**EXERCISE DIRECTIONS:** Count every line that includes the string "JSON" in the entries that follow. Nothing besides the number is needed.

**DATASET EXCERPTS:**
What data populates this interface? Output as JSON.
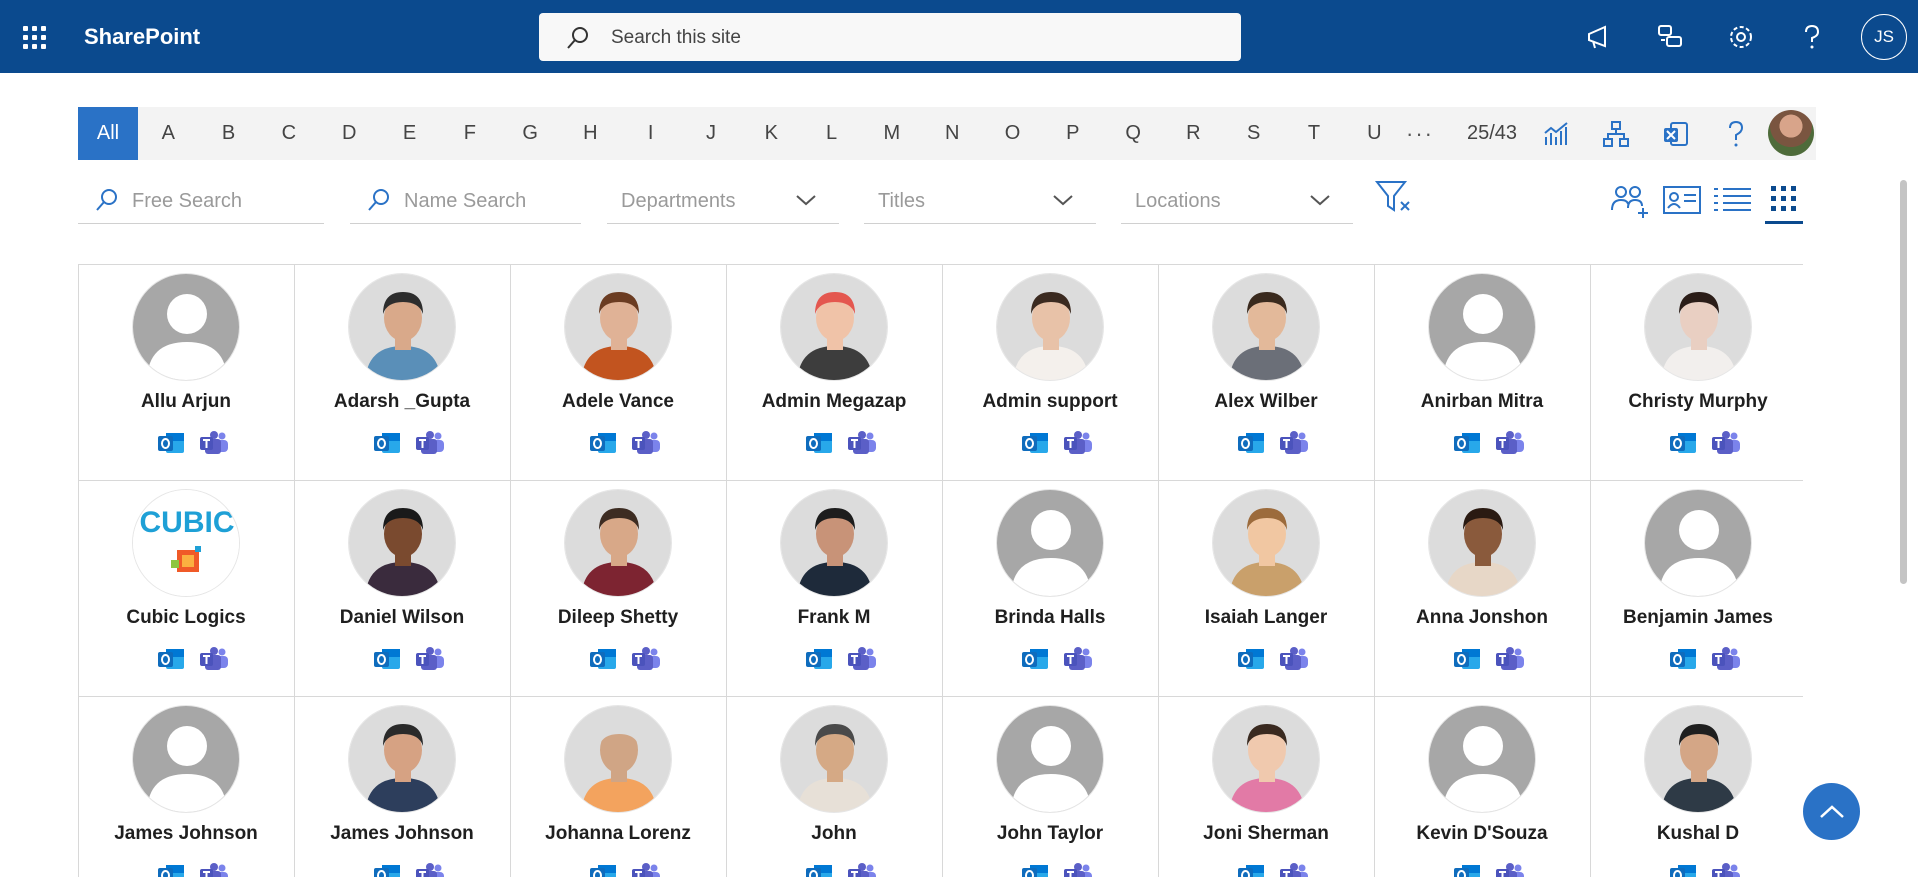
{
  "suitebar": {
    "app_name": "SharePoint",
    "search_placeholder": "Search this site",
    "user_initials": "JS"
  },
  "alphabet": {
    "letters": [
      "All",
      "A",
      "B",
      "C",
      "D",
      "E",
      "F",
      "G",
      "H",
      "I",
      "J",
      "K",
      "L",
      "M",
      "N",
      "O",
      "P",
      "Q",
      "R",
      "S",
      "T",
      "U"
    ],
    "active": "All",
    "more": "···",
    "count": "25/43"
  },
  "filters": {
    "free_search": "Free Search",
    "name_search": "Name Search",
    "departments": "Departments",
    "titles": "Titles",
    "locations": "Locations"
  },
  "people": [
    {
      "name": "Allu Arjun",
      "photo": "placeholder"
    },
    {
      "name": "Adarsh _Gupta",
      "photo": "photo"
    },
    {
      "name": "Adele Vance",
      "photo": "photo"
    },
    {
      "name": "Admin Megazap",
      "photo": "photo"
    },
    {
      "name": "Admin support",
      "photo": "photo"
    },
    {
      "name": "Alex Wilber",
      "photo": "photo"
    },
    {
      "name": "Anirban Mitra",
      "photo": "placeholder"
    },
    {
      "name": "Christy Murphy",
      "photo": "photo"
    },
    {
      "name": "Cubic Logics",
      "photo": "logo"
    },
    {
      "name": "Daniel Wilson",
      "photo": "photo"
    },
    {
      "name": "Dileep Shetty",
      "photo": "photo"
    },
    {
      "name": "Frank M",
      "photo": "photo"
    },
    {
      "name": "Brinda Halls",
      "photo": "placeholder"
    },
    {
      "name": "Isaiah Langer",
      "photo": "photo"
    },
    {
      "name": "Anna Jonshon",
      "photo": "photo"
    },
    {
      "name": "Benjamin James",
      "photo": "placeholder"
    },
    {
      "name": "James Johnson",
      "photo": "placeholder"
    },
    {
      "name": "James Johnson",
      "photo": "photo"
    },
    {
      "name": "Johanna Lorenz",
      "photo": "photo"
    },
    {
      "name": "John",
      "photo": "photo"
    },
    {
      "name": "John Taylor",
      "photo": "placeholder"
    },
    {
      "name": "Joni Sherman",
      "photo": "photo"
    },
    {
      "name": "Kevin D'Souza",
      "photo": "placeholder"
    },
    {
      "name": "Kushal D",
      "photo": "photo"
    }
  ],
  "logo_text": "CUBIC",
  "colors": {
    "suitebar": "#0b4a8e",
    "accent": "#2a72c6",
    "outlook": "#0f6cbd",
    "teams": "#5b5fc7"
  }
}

---

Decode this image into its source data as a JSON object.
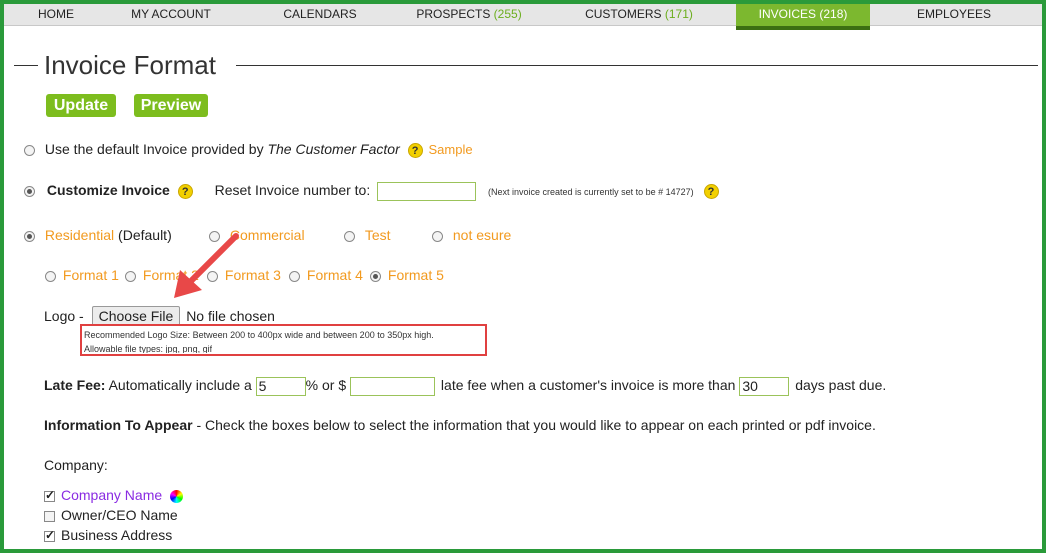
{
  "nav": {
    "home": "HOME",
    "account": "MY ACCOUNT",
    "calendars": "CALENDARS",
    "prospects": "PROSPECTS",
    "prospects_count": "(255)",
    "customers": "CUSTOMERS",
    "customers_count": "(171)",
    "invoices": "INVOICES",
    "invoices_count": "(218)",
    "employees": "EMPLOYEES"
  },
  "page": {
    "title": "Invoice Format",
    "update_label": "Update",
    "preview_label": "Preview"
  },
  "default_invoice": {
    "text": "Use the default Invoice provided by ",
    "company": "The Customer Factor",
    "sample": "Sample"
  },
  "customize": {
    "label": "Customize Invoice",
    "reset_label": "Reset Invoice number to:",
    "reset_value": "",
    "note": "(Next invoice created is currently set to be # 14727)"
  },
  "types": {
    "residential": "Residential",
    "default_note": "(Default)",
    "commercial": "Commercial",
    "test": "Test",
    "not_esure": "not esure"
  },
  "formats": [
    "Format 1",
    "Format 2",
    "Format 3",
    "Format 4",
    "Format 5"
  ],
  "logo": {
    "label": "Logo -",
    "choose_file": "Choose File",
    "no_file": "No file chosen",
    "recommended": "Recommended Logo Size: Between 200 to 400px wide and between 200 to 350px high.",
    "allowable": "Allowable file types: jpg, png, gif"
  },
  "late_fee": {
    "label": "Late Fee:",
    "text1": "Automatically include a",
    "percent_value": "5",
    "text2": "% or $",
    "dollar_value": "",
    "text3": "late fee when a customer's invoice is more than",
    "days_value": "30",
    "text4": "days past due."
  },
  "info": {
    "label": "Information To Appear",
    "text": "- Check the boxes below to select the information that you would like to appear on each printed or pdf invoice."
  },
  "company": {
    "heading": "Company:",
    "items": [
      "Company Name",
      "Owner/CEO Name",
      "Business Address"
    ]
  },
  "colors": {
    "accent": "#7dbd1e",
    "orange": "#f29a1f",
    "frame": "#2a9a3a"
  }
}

* * *

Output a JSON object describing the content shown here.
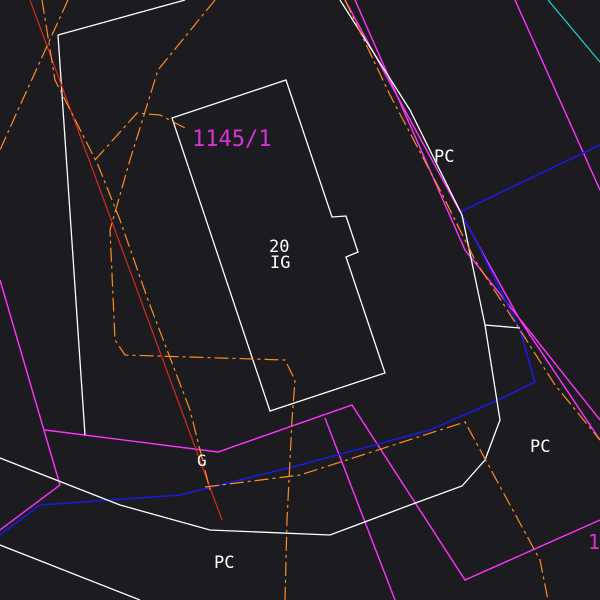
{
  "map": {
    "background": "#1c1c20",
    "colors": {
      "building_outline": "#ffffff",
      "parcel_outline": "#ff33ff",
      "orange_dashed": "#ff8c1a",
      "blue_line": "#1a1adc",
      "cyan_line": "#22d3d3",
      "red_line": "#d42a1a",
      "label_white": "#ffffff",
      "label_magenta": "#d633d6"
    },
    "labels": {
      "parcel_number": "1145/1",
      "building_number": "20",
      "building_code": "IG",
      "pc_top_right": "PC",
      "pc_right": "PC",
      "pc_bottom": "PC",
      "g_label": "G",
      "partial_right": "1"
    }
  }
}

**RESULT:** 3